#### Text:
## begin

Hey Russ, I never said it would not be a great trip but you may as well spend the money it would cost just to qualify for this and go sit somwhere nice on the beach.

Last year when 3D worlds where in Hungary I had a friend here who happend to be travelling there during the event and wanted take his bow and represent for us there. he called the FCA and they told him no he could not because he did not meet the requirements for the team. now thats a shame considering it was not going to cost the FCA a cent for him to go and he probably would have posted a great score.

I also do not recall the FITA worlds ever being hosted here so where is the flaw? believe me if you want a challenge go shoot the IBO worlds the competition is second to none.


----------



## Reed (Jun 18, 2002)

they held the FITA world target in Victoria about 11 years ago. TSN did a not bad job covering the event.

much like nats here you have to want ot hold it and apply


----------



## Reed (Jun 18, 2002)

btmckay said:


> Other thing in those rules they say no electronic devices
> allowed. Would an LP pro light be considered an electronic
> device? Curious minds want to know
> Brian


well my shooting partner shot last years 3d nats with the specitaly version and mad it through the equip check adn the trurny with no problems.


----------



## btmckay (Dec 7, 2003)

Thanks Reed
Thats what I need to know if I show up at the Nationals
with Victory XRinger arrows and an LP pro light I won't 
be disqualified.
Brian


----------



## russ (Jul 29, 2002)

Bow bandit said:


> Hey Russ, I never said it would not be a great trip but you may as well spend the money it would cost just to qualify for this and go sit somwhere nice on the beach.
> 
> Last year when 3D worlds where in Hungary I had a friend here who happend to be travelling there during the event and wanted take his bow and represent for us there. he called the FCA and they told him no he could not because he did not meet the requirements for the team. now thats a shame considering it was not going to cost the FCA a cent for him to go and he probably would have posted a great score.
> 
> I also do not recall the FITA worlds ever being hosted here so where is the flaw? believe me if you want a challenge go shoot the IBO worlds the competition is second to none.



Instead of complaining why not find out what it takes to host a ranking shoot?

BTW, one Canadian did have high score for one of the days.


----------



## CLASSICHUNTER (May 20, 2005)

*requirements*

I have copy of requirements you guys with the compounds have to shoot 90% plus for six sanctioned tournys just to qualify ... if memeory serve me right....


----------



## Reed (Jun 18, 2002)

btmckay said:


> Thanks Reed
> Thats what I need to know if I show up at the Nationals
> with Victory XRinger arrows and an LP pro light I won't
> be disqualified.
> Brian


dont know if you would get DQ'ed or not, the each judge seems to read there own diffinitions into the rules it seems

best bet would be to send a question to the FCA 3d chair and ask if they could get a answer on the LP light


----------



## Bow bandit (Apr 21, 2007)

I should hope someone would with ten people in your class. It takes more than one ranking event to qualifiy to go. So I hold ranking event in my back yard how is that fair to the people in the west that now have to travel here and then some other international event. There has to be a better way to choose the team, Such as a shooting resume, experience is always good.

All I am saying is if we are sending a few people to FITA worlds which really has no real following because it is limited to the few, why could we not send a few to the IBO worlds which has a huge following.

## end

(Items from a data source)
## begin

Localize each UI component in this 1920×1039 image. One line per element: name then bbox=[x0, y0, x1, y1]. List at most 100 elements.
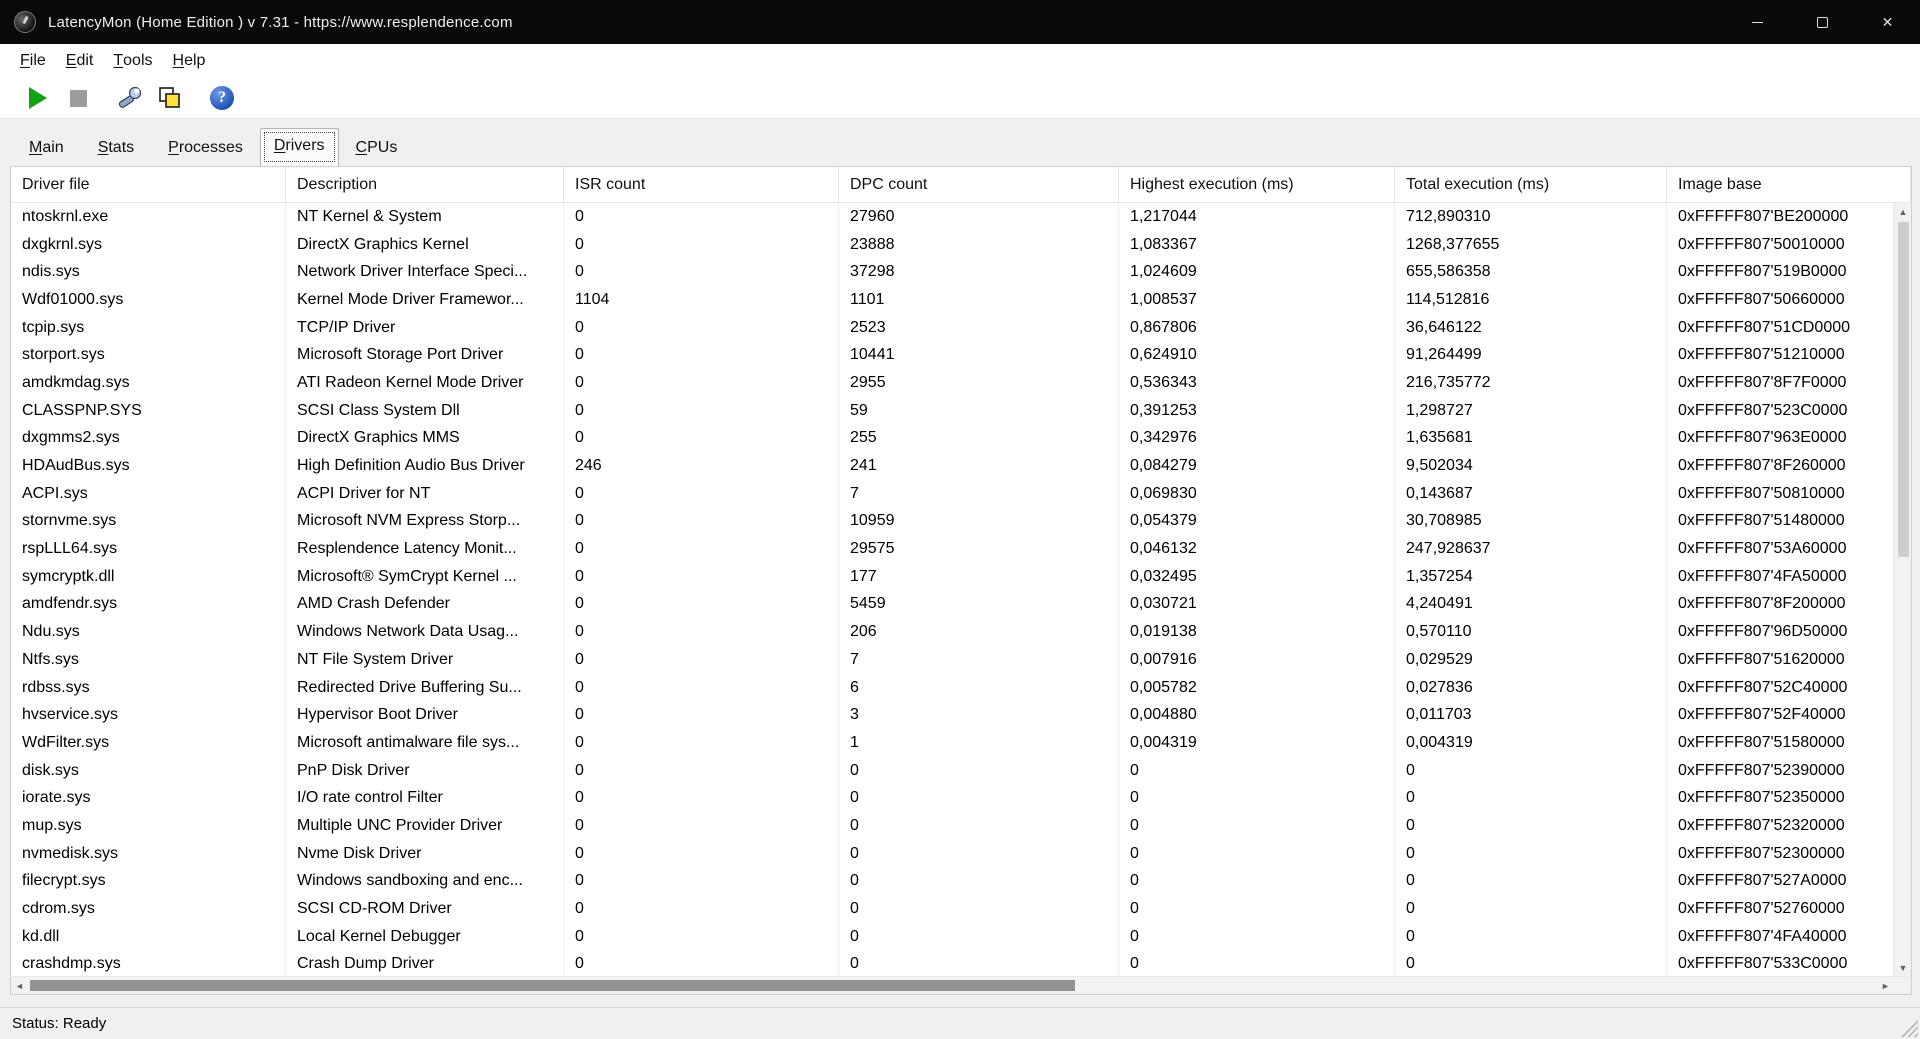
table-cell: 0 bbox=[564, 369, 839, 397]
close-button[interactable]: ✕ bbox=[1855, 0, 1920, 44]
column-header-5[interactable]: Total execution (ms) bbox=[1395, 167, 1667, 202]
table-row[interactable]: storport.sys Microsoft Storage Port Drive… bbox=[11, 341, 1894, 370]
table-row[interactable]: stornvme.sys Microsoft NVM Express Storp.… bbox=[11, 507, 1894, 536]
table-row[interactable]: ntoskrnl.exe NT Kernel & System 0 27960 1,21… bbox=[11, 203, 1894, 231]
table-cell: kd.dll bbox=[11, 922, 286, 951]
scroll-down-icon[interactable]: ▼ bbox=[1895, 959, 1911, 976]
table-cell: 29575 bbox=[839, 535, 1119, 563]
table-row[interactable]: tcpip.sys TCP/IP Driver 0 2523 0,867806 36,64… bbox=[11, 313, 1894, 342]
table-row[interactable]: WdFilter.sys Microsoft antimalware file s… bbox=[11, 729, 1894, 757]
help-button[interactable]: ? bbox=[202, 82, 242, 114]
table-row[interactable]: Ntfs.sys NT File System Driver 0 7 0,007916 0… bbox=[11, 646, 1894, 674]
report-button[interactable] bbox=[150, 82, 190, 114]
table-cell: Wdf01000.sys bbox=[11, 286, 286, 314]
table-cell: cdrom.sys bbox=[11, 895, 286, 923]
table-row[interactable]: nvmedisk.sys Nvme Disk Driver 0 0 0 0 0xFFFFF8… bbox=[11, 839, 1894, 868]
table-cell: 0 bbox=[1119, 922, 1395, 951]
table-cell: 10959 bbox=[839, 507, 1119, 536]
help-icon: ? bbox=[210, 86, 234, 110]
table-row[interactable]: mup.sys Multiple UNC Provider Driver 0 0 0 0 0… bbox=[11, 812, 1894, 840]
tab-cpus[interactable]: CPUs bbox=[339, 132, 415, 166]
scroll-up-icon[interactable]: ▲ bbox=[1895, 203, 1911, 220]
start-monitor-button[interactable] bbox=[18, 82, 58, 114]
tab-stats[interactable]: Stats bbox=[81, 132, 151, 166]
minimize-button[interactable] bbox=[1725, 0, 1790, 44]
table-cell: 0xFFFFF807'52C40000 bbox=[1667, 673, 1894, 702]
table-cell: 0xFFFFF807'523C0000 bbox=[1667, 396, 1894, 425]
table-row[interactable]: dxgkrnl.sys DirectX Graphics Kernel 0 23888… bbox=[11, 230, 1894, 259]
table-cell: rspLLL64.sys bbox=[11, 535, 286, 563]
table-cell: 0 bbox=[564, 673, 839, 702]
menu-item-help[interactable]: Help bbox=[163, 44, 216, 78]
table-cell: 0 bbox=[564, 922, 839, 951]
vertical-scrollbar[interactable]: ▲ ▼ bbox=[1894, 203, 1911, 976]
tab-drivers[interactable]: Drivers bbox=[259, 128, 339, 166]
table-row[interactable]: kd.dll Local Kernel Debugger 0 0 0 0 0xFFFFF80… bbox=[11, 922, 1894, 951]
column-header-1[interactable]: Description bbox=[286, 167, 564, 202]
table-row[interactable]: CLASSPNP.SYS SCSI Class System Dll 0 59 0,39… bbox=[11, 396, 1894, 425]
table-row[interactable]: crashdmp.sys Crash Dump Driver 0 0 0 0 0xFFFFF… bbox=[11, 950, 1894, 976]
table-cell: 0 bbox=[564, 590, 839, 619]
table-row[interactable]: rspLLL64.sys Resplendence Latency Monit..… bbox=[11, 535, 1894, 563]
stop-icon bbox=[69, 89, 87, 107]
table-cell: hvservice.sys bbox=[11, 701, 286, 730]
maximize-button[interactable] bbox=[1790, 0, 1855, 44]
table-row[interactable]: rdbss.sys Redirected Drive Buffering Su..… bbox=[11, 673, 1894, 702]
table-row[interactable]: iorate.sys I/O rate control Filter 0 0 0 0 0xF… bbox=[11, 784, 1894, 813]
table-cell: 0,004319 bbox=[1119, 729, 1395, 757]
maximize-icon bbox=[1817, 16, 1828, 28]
table-row[interactable]: hvservice.sys Hypervisor Boot Driver 0 3 0,0… bbox=[11, 701, 1894, 730]
column-header-0[interactable]: Driver file bbox=[11, 167, 286, 202]
table-row[interactable]: Wdf01000.sys Kernel Mode Driver Framewor.… bbox=[11, 286, 1894, 314]
table-row[interactable]: Ndu.sys Windows Network Data Usag... 0 206 0… bbox=[11, 618, 1894, 646]
resize-grip[interactable] bbox=[1901, 1020, 1918, 1037]
table-cell: tcpip.sys bbox=[11, 313, 286, 342]
table-cell: 0 bbox=[1119, 950, 1395, 976]
table-cell: 0xFFFFF807'8F7F0000 bbox=[1667, 369, 1894, 397]
menu-item-file[interactable]: File bbox=[10, 44, 56, 78]
table-row[interactable]: ndis.sys Network Driver Interface Speci..… bbox=[11, 258, 1894, 287]
scroll-left-icon[interactable]: ◄ bbox=[11, 977, 28, 994]
menu-item-tools[interactable]: Tools bbox=[103, 44, 162, 78]
column-header-2[interactable]: ISR count bbox=[564, 167, 839, 202]
table-cell: HDAudBus.sys bbox=[11, 452, 286, 480]
table-row[interactable]: filecrypt.sys Windows sandboxing and enc.… bbox=[11, 867, 1894, 896]
table-row[interactable]: ACPI.sys ACPI Driver for NT 0 7 0,069830 0,14… bbox=[11, 479, 1894, 508]
table-cell: 0xFFFFF807'533C0000 bbox=[1667, 950, 1894, 976]
table-cell: 0 bbox=[564, 396, 839, 425]
table-row[interactable]: symcryptk.dll Microsoft® SymCrypt Kernel … bbox=[11, 562, 1894, 591]
table-row[interactable]: amdkmdag.sys ATI Radeon Kernel Mode Drive… bbox=[11, 369, 1894, 397]
table-cell: 2523 bbox=[839, 313, 1119, 342]
table-cell: 0 bbox=[564, 341, 839, 370]
table-cell: 0 bbox=[564, 895, 839, 923]
table-cell: 246 bbox=[564, 452, 839, 480]
table-row[interactable]: HDAudBus.sys High Definition Audio Bus Dr… bbox=[11, 452, 1894, 480]
horizontal-scrollbar[interactable]: ◄ ► bbox=[11, 976, 1894, 994]
options-button[interactable] bbox=[110, 82, 150, 114]
tab-main[interactable]: Main bbox=[12, 132, 81, 166]
table-cell: filecrypt.sys bbox=[11, 867, 286, 896]
table-cell: 3 bbox=[839, 701, 1119, 730]
table-row[interactable]: cdrom.sys SCSI CD-ROM Driver 0 0 0 0 0xFFFFF80… bbox=[11, 895, 1894, 923]
table-cell: nvmedisk.sys bbox=[11, 839, 286, 868]
table-cell: Microsoft antimalware file sys... bbox=[286, 729, 564, 757]
table-row[interactable]: amdfendr.sys AMD Crash Defender 0 5459 0,030… bbox=[11, 590, 1894, 619]
app-icon bbox=[14, 11, 36, 33]
table-cell: 206 bbox=[839, 618, 1119, 646]
table-cell: 1,217044 bbox=[1119, 203, 1395, 231]
column-header-6[interactable]: Image base bbox=[1667, 167, 1911, 202]
column-header-4[interactable]: Highest execution (ms) bbox=[1119, 167, 1395, 202]
stop-monitor-button[interactable] bbox=[58, 82, 98, 114]
table-cell: WdFilter.sys bbox=[11, 729, 286, 757]
table-cell: 0xFFFFF807'51210000 bbox=[1667, 341, 1894, 370]
table-row[interactable]: dxgmms2.sys DirectX Graphics MMS 0 255 0,342… bbox=[11, 424, 1894, 453]
column-header-3[interactable]: DPC count bbox=[839, 167, 1119, 202]
tab-processes[interactable]: Processes bbox=[151, 132, 260, 166]
scroll-right-icon[interactable]: ► bbox=[1877, 977, 1894, 994]
vertical-scrollbar-thumb[interactable] bbox=[1897, 222, 1909, 557]
menu-item-edit[interactable]: Edit bbox=[56, 44, 104, 78]
table-row[interactable]: disk.sys PnP Disk Driver 0 0 0 0 0xFFFFF807'52… bbox=[11, 756, 1894, 785]
table-cell: 0 bbox=[1119, 812, 1395, 840]
table-cell: 0 bbox=[839, 839, 1119, 868]
horizontal-scrollbar-thumb[interactable] bbox=[30, 980, 1075, 991]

## end

#### Tasks to carry out:
a – Answer these questions from the forum thread:
(i) In which country were the 3D worlds held the year before the first post?
(ii) In which city was the FITA world target held about 11 years before Reed's post?
(iii) According to the copy of requirements mentioned in the thread, what score must compound shooters reach, and in how many sanctioned tournaments, to qualify?
b – Copy out the records from the line with "table-cell: 0 bbox=[564, 369, 839, 397]" to the line with "table-row[interactable]: stornvme.sys Microsoft", both included.
The forum thread and the records have no connection to each other.

#### Answers:
a –
(i) Hungary
(ii) Victoria
(iii) 90% plus, in six sanctioned tournaments

b –
table-cell: 0 bbox=[564, 369, 839, 397]
close-button[interactable]: ✕ bbox=[1855, 0, 1920, 44]
column-header-5[interactable]: Total execution (ms) bbox=[1395, 167, 1667, 202]
table-row[interactable]: storport.sys Microsoft Storage Port Drive… bbox=[11, 341, 1894, 370]
table-row[interactable]: stornvme.sys Microsoft NVM Express Storp.… bbox=[11, 507, 1894, 536]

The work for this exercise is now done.